◆ **WORK INSTRUCTIONS**
Output all the data exactly. Pictures do not belong in the copy.

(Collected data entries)
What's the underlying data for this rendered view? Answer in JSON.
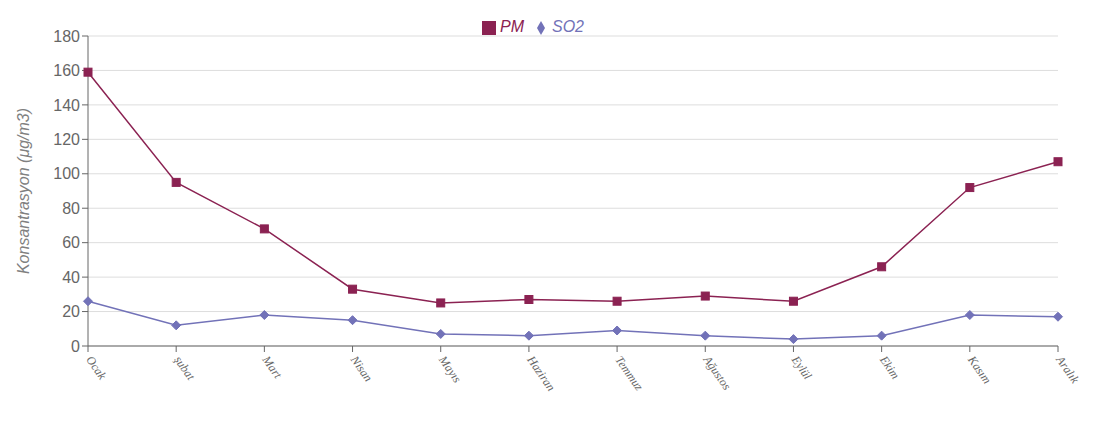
{
  "chart_data": {
    "type": "line",
    "categories": [
      "Ocak",
      "şubat",
      "Mart",
      "Nisan",
      "Mayıs",
      "Haziran",
      "Temmuz",
      "Ağustos",
      "Eylül",
      "Ekim",
      "Kasım",
      "Aralık"
    ],
    "series": [
      {
        "name": "SO2",
        "color": "#7272b8",
        "marker": "diamond",
        "values": [
          26,
          12,
          18,
          15,
          7,
          6,
          9,
          6,
          4,
          6,
          18,
          17
        ]
      },
      {
        "name": "PM",
        "color": "#8b2252",
        "marker": "square",
        "values": [
          159,
          95,
          68,
          33,
          25,
          27,
          26,
          29,
          26,
          46,
          92,
          107
        ]
      }
    ],
    "ylabel": "Konsantrasyon (μg/m3)",
    "ylim": [
      0,
      180
    ],
    "yticks": [
      0,
      20,
      40,
      60,
      80,
      100,
      120,
      140,
      160,
      180
    ],
    "grid": true,
    "legend": "top"
  }
}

◆ **OUTPUT BELOW**
What's the underlying data for this rendered view? Answer in JSON.
{
  "chart_data": {
    "type": "line",
    "categories": [
      "Ocak",
      "şubat",
      "Mart",
      "Nisan",
      "Mayıs",
      "Haziran",
      "Temmuz",
      "Ağustos",
      "Eylül",
      "Ekim",
      "Kasım",
      "Aralık"
    ],
    "series": [
      {
        "name": "SO2",
        "color": "#7272b8",
        "marker": "diamond",
        "values": [
          26,
          12,
          18,
          15,
          7,
          6,
          9,
          6,
          4,
          6,
          18,
          17
        ]
      },
      {
        "name": "PM",
        "color": "#8b2252",
        "marker": "square",
        "values": [
          159,
          95,
          68,
          33,
          25,
          27,
          26,
          29,
          26,
          46,
          92,
          107
        ]
      }
    ],
    "ylabel": "Konsantrasyon (μg/m3)",
    "ylim": [
      0,
      180
    ],
    "yticks": [
      0,
      20,
      40,
      60,
      80,
      100,
      120,
      140,
      160,
      180
    ],
    "grid": true,
    "legend": "top"
  }
}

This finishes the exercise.